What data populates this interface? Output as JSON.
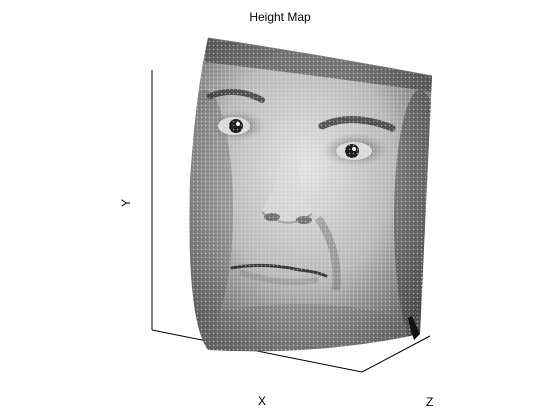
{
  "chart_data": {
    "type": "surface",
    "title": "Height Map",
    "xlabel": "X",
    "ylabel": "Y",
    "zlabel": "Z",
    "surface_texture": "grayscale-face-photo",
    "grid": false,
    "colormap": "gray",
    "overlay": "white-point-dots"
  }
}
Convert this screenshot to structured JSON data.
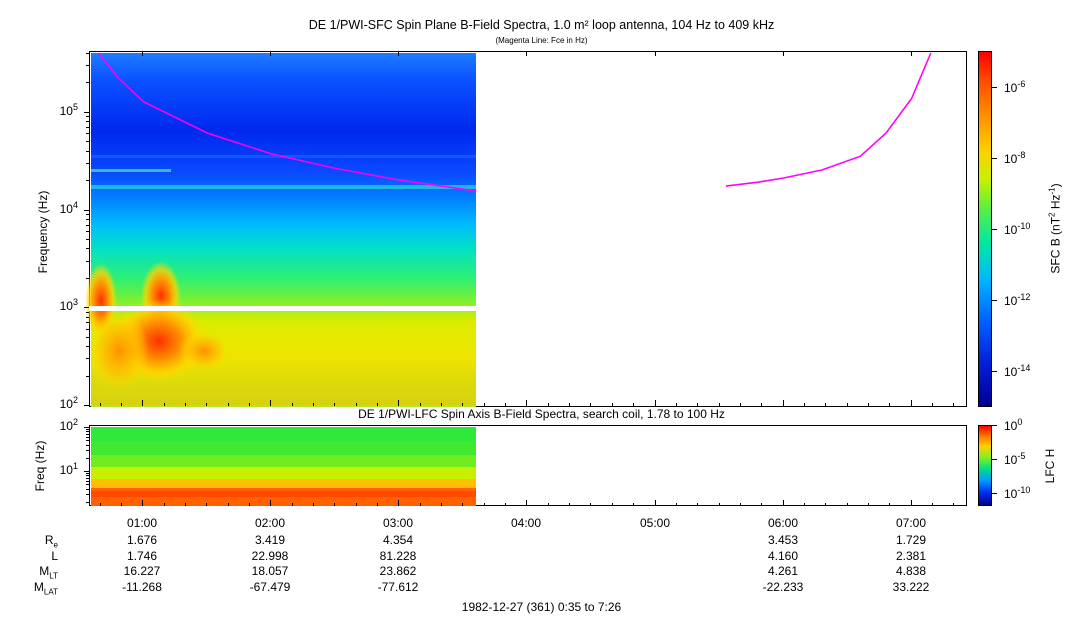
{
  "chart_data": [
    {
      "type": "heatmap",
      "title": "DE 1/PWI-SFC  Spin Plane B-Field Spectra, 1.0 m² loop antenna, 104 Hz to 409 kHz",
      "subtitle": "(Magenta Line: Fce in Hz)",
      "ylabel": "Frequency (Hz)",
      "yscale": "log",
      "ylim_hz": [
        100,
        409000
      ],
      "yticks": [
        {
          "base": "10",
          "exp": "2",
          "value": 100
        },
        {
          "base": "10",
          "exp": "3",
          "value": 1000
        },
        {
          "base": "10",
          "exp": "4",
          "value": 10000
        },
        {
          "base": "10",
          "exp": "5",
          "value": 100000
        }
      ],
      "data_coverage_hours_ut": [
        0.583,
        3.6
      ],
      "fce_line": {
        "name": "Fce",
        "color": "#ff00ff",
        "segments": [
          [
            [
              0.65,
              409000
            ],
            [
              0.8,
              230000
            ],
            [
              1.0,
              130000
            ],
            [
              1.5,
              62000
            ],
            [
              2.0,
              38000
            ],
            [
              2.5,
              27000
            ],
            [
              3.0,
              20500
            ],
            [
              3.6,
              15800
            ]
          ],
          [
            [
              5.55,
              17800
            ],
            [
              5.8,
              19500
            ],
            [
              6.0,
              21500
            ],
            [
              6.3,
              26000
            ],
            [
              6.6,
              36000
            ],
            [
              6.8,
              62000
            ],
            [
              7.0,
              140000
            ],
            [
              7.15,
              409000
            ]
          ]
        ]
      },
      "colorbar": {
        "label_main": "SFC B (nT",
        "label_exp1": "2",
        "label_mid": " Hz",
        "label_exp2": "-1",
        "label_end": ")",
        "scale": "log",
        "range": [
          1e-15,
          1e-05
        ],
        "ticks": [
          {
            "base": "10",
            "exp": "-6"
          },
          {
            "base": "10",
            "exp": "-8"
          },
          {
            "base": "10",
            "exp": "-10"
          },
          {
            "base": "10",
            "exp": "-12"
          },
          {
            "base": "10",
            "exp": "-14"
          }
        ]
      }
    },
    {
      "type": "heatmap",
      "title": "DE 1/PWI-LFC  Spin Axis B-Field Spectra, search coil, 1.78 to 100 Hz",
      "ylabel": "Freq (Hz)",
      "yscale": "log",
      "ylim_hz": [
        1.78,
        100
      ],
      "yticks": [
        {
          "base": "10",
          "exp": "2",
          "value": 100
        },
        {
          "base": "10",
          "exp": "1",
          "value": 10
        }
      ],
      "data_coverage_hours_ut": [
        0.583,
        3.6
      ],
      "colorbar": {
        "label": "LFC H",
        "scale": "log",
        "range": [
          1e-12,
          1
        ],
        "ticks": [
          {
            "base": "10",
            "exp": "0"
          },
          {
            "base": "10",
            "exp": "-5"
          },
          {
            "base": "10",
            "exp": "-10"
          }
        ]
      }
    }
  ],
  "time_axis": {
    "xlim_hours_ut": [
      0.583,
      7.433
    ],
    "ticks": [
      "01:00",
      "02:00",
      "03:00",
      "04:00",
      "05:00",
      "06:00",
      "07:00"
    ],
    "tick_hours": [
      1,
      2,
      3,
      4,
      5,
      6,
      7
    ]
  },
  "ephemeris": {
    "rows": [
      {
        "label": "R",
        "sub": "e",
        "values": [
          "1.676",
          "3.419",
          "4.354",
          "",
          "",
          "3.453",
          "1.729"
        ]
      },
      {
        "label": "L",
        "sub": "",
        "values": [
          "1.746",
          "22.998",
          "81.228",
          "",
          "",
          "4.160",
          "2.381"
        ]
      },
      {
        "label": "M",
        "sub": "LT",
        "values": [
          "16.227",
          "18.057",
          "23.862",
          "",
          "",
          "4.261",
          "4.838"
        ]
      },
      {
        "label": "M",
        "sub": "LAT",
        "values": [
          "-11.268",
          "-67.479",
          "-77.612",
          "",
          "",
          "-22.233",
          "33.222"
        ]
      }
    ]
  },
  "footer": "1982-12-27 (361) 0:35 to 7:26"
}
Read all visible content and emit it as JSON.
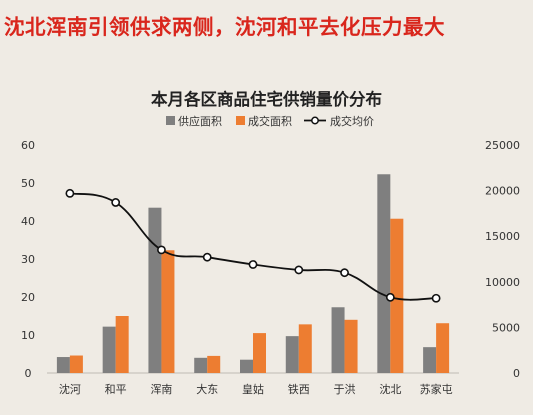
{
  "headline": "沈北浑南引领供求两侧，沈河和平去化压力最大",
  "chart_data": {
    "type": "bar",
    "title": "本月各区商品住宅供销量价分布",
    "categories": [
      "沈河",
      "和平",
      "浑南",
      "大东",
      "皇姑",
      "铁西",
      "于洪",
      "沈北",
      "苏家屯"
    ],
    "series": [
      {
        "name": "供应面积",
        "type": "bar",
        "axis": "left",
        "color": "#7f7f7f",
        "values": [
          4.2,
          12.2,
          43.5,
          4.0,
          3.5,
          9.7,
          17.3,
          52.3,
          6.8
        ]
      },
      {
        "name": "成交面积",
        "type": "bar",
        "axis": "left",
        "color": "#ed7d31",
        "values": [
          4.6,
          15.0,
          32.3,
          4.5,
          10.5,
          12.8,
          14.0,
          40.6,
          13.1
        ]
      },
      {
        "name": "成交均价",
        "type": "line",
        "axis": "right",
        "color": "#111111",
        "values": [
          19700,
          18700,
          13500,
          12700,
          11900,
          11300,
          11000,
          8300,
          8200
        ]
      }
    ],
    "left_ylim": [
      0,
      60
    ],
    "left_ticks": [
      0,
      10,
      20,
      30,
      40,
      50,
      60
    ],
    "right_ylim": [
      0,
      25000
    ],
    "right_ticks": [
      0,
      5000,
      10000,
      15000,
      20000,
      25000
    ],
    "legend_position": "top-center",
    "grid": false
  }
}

□ □ □ □ □

Copy out all the records exactly, excluding pictures.

TASK RESPONSE:
What data populates this interface? Output as JSON.
{
  "chart_data": {
    "type": "surface",
    "title": "Height Map",
    "xlabel": "X",
    "ylabel": "Y",
    "zlabel": "Z",
    "surface_texture": "grayscale-face-photo",
    "grid": false,
    "colormap": "gray",
    "overlay": "white-point-dots"
  }
}
Convert this screenshot to structured JSON data.
{
  "chart_data": [
    {
      "type": "heatmap",
      "title": "DE 1/PWI-SFC  Spin Plane B-Field Spectra, 1.0 m² loop antenna, 104 Hz to 409 kHz",
      "subtitle": "(Magenta Line: Fce in Hz)",
      "ylabel": "Frequency (Hz)",
      "yscale": "log",
      "ylim_hz": [
        100,
        409000
      ],
      "yticks": [
        {
          "base": "10",
          "exp": "2",
          "value": 100
        },
        {
          "base": "10",
          "exp": "3",
          "value": 1000
        },
        {
          "base": "10",
          "exp": "4",
          "value": 10000
        },
        {
          "base": "10",
          "exp": "5",
          "value": 100000
        }
      ],
      "data_coverage_hours_ut": [
        0.583,
        3.6
      ],
      "fce_line": {
        "name": "Fce",
        "color": "#ff00ff",
        "segments": [
          [
            [
              0.65,
              409000
            ],
            [
              0.8,
              230000
            ],
            [
              1.0,
              130000
            ],
            [
              1.5,
              62000
            ],
            [
              2.0,
              38000
            ],
            [
              2.5,
              27000
            ],
            [
              3.0,
              20500
            ],
            [
              3.6,
              15800
            ]
          ],
          [
            [
              5.55,
              17800
            ],
            [
              5.8,
              19500
            ],
            [
              6.0,
              21500
            ],
            [
              6.3,
              26000
            ],
            [
              6.6,
              36000
            ],
            [
              6.8,
              62000
            ],
            [
              7.0,
              140000
            ],
            [
              7.15,
              409000
            ]
          ]
        ]
      },
      "colorbar": {
        "label_main": "SFC B (nT",
        "label_exp1": "2",
        "label_mid": " Hz",
        "label_exp2": "-1",
        "label_end": ")",
        "scale": "log",
        "range": [
          1e-15,
          1e-05
        ],
        "ticks": [
          {
            "base": "10",
            "exp": "-6"
          },
          {
            "base": "10",
            "exp": "-8"
          },
          {
            "base": "10",
            "exp": "-10"
          },
          {
            "base": "10",
            "exp": "-12"
          },
          {
            "base": "10",
            "exp": "-14"
          }
        ]
      }
    },
    {
      "type": "heatmap",
      "title": "DE 1/PWI-LFC  Spin Axis B-Field Spectra, search coil, 1.78 to 100 Hz",
      "ylabel": "Freq (Hz)",
      "yscale": "log",
      "ylim_hz": [
        1.78,
        100
      ],
      "yticks": [
        {
          "base": "10",
          "exp": "2",
          "value": 100
        },
        {
          "base": "10",
          "exp": "1",
          "value": 10
        }
      ],
      "data_coverage_hours_ut": [
        0.583,
        3.6
      ],
      "colorbar": {
        "label": "LFC H",
        "scale": "log",
        "range": [
          1e-12,
          1
        ],
        "ticks": [
          {
            "base": "10",
            "exp": "0"
          },
          {
            "base": "10",
            "exp": "-5"
          },
          {
            "base": "10",
            "exp": "-10"
          }
        ]
      }
    }
  ],
  "time_axis": {
    "xlim_hours_ut": [
      0.583,
      7.433
    ],
    "ticks": [
      "01:00",
      "02:00",
      "03:00",
      "04:00",
      "05:00",
      "06:00",
      "07:00"
    ],
    "tick_hours": [
      1,
      2,
      3,
      4,
      5,
      6,
      7
    ]
  },
  "ephemeris": {
    "rows": [
      {
        "label": "R",
        "sub": "e",
        "values": [
          "1.676",
          "3.419",
          "4.354",
          "",
          "",
          "3.453",
          "1.729"
        ]
      },
      {
        "label": "L",
        "sub": "",
        "values": [
          "1.746",
          "22.998",
          "81.228",
          "",
          "",
          "4.160",
          "2.381"
        ]
      },
      {
        "label": "M",
        "sub": "LT",
        "values": [
          "16.227",
          "18.057",
          "23.862",
          "",
          "",
          "4.261",
          "4.838"
        ]
      },
      {
        "label": "M",
        "sub": "LAT",
        "values": [
          "-11.268",
          "-67.479",
          "-77.612",
          "",
          "",
          "-22.233",
          "33.222"
        ]
      }
    ]
  },
  "footer": "1982-12-27 (361) 0:35 to 7:26"
}
Read all visible content and emit it as JSON.
{
  "headline": "沈北浑南引领供求两侧，沈河和平去化压力最大",
  "chart_data": {
    "type": "bar",
    "title": "本月各区商品住宅供销量价分布",
    "categories": [
      "沈河",
      "和平",
      "浑南",
      "大东",
      "皇姑",
      "铁西",
      "于洪",
      "沈北",
      "苏家屯"
    ],
    "series": [
      {
        "name": "供应面积",
        "type": "bar",
        "axis": "left",
        "color": "#7f7f7f",
        "values": [
          4.2,
          12.2,
          43.5,
          4.0,
          3.5,
          9.7,
          17.3,
          52.3,
          6.8
        ]
      },
      {
        "name": "成交面积",
        "type": "bar",
        "axis": "left",
        "color": "#ed7d31",
        "values": [
          4.6,
          15.0,
          32.3,
          4.5,
          10.5,
          12.8,
          14.0,
          40.6,
          13.1
        ]
      },
      {
        "name": "成交均价",
        "type": "line",
        "axis": "right",
        "color": "#111111",
        "values": [
          19700,
          18700,
          13500,
          12700,
          11900,
          11300,
          11000,
          8300,
          8200
        ]
      }
    ],
    "left_ylim": [
      0,
      60
    ],
    "left_ticks": [
      0,
      10,
      20,
      30,
      40,
      50,
      60
    ],
    "right_ylim": [
      0,
      25000
    ],
    "right_ticks": [
      0,
      5000,
      10000,
      15000,
      20000,
      25000
    ],
    "legend_position": "top-center",
    "grid": false
  }
}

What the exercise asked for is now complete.